→ Requirement
Collect each line of the records containing the string "соответствии".

(Excerpt from a dataset)
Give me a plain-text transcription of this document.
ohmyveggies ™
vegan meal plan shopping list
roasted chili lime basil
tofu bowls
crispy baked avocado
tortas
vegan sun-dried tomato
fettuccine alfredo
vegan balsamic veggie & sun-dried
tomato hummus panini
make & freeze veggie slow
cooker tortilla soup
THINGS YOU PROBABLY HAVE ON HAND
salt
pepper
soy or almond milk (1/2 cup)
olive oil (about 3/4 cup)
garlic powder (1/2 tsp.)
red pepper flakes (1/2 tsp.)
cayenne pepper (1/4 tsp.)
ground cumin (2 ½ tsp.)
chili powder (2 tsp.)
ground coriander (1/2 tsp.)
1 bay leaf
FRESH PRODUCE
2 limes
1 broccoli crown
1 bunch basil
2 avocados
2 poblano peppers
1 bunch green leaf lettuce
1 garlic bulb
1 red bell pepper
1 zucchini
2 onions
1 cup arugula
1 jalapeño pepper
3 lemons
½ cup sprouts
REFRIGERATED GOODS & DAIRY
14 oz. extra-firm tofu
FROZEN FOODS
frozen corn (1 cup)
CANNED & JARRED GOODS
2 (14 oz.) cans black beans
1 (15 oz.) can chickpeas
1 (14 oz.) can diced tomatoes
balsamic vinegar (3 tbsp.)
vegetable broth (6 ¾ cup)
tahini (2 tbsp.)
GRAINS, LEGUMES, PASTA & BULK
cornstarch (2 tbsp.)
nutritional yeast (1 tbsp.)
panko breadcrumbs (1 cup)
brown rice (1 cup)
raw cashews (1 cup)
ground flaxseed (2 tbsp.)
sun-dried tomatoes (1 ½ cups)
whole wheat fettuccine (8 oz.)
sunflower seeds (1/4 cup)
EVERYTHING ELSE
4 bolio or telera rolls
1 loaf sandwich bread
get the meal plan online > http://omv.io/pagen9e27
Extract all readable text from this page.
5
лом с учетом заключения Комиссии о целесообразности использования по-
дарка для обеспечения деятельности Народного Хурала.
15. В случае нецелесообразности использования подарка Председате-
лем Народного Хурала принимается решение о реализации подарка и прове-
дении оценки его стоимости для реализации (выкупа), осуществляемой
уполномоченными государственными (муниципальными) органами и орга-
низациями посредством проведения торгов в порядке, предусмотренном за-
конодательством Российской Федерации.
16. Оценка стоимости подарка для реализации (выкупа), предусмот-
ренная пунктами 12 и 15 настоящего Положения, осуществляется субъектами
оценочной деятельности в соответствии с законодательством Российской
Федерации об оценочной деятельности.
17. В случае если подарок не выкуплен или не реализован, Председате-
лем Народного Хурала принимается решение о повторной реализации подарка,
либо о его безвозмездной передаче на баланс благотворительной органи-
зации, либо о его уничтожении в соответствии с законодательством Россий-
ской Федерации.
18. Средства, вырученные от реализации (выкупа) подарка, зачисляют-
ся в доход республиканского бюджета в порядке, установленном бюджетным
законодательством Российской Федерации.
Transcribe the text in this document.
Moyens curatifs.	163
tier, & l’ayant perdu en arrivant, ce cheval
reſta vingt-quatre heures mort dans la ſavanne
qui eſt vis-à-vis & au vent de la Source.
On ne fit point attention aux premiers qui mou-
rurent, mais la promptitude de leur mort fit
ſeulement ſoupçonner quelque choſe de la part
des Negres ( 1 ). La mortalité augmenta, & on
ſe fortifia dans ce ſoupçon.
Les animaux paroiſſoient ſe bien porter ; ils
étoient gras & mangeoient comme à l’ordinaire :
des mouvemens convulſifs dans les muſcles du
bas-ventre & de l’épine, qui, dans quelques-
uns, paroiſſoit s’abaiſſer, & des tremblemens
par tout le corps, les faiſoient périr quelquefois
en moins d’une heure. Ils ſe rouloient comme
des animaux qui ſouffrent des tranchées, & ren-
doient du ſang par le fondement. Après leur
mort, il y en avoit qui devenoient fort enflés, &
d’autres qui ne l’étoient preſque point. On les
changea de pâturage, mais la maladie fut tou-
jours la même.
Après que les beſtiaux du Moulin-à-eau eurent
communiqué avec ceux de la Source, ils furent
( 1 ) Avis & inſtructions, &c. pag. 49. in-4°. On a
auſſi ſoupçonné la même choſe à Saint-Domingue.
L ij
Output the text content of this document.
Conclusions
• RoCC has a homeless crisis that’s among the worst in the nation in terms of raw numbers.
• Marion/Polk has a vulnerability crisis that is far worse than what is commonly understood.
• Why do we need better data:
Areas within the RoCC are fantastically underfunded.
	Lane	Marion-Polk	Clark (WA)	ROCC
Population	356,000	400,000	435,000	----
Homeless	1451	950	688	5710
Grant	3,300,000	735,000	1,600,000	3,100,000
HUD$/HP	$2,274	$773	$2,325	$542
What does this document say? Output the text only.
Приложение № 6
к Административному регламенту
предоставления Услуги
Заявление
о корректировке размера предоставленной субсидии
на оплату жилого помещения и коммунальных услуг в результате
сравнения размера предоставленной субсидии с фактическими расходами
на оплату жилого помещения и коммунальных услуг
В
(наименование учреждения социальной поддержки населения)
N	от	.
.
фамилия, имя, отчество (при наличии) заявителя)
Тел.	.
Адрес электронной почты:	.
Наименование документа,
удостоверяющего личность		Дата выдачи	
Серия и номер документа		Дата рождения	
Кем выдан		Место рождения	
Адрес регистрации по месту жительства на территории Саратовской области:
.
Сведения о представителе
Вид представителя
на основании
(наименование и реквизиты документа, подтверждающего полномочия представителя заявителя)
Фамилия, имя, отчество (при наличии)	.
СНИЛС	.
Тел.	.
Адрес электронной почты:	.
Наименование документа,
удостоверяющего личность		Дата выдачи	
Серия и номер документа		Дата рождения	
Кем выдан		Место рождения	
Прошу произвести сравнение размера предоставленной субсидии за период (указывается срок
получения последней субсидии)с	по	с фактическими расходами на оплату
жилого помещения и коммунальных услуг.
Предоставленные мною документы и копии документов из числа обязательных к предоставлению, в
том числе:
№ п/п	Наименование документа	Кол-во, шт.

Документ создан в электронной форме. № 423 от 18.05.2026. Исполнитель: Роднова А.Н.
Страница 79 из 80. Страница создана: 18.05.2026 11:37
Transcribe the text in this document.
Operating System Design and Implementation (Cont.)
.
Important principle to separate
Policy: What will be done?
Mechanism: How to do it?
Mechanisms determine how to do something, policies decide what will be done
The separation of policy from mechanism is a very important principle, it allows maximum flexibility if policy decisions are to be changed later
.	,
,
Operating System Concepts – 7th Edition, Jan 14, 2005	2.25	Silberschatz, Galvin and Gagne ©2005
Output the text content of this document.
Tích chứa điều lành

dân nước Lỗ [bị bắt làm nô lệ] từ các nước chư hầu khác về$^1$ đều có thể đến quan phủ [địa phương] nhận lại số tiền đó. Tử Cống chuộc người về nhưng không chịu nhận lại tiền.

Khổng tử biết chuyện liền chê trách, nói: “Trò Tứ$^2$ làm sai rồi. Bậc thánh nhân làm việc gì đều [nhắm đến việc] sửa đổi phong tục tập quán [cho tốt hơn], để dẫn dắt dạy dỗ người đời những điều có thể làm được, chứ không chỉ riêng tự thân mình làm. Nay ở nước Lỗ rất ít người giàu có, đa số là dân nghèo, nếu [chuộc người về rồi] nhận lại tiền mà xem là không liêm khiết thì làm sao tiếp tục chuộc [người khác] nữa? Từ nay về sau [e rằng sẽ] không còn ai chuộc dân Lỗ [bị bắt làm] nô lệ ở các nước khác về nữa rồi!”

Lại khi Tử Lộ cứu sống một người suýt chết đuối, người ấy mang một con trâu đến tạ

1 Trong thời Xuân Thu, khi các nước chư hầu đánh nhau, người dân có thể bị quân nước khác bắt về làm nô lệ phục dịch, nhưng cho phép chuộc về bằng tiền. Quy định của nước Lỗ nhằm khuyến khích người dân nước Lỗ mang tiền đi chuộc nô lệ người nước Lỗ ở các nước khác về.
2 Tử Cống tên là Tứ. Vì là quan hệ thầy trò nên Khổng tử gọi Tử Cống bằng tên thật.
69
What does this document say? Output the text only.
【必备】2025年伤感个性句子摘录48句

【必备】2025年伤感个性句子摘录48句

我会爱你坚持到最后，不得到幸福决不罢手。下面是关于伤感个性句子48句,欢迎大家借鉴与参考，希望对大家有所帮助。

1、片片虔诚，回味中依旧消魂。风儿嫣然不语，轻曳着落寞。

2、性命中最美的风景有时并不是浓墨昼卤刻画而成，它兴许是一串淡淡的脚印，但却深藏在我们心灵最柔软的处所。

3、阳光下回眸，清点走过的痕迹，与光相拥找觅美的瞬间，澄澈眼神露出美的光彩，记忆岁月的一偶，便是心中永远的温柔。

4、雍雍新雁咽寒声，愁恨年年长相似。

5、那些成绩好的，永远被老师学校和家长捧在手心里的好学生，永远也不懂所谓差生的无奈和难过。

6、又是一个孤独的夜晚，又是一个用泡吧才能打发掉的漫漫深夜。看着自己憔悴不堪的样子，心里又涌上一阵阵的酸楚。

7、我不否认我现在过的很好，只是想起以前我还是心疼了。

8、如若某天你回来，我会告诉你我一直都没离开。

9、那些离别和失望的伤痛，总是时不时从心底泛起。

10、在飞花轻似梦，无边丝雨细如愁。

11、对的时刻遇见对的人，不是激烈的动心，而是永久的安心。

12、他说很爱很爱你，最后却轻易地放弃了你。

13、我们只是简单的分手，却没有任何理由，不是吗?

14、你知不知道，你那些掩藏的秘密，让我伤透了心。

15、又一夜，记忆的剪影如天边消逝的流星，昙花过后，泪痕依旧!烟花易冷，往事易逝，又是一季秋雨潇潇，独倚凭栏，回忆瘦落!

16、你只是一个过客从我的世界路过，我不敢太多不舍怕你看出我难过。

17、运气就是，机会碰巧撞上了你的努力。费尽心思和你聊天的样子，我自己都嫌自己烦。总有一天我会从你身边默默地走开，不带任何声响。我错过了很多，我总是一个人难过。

→ The response
оценочной деятельности в соответствии с законодательством Российской
зации, либо о его уничтожении в соответствии с законодательством Россий-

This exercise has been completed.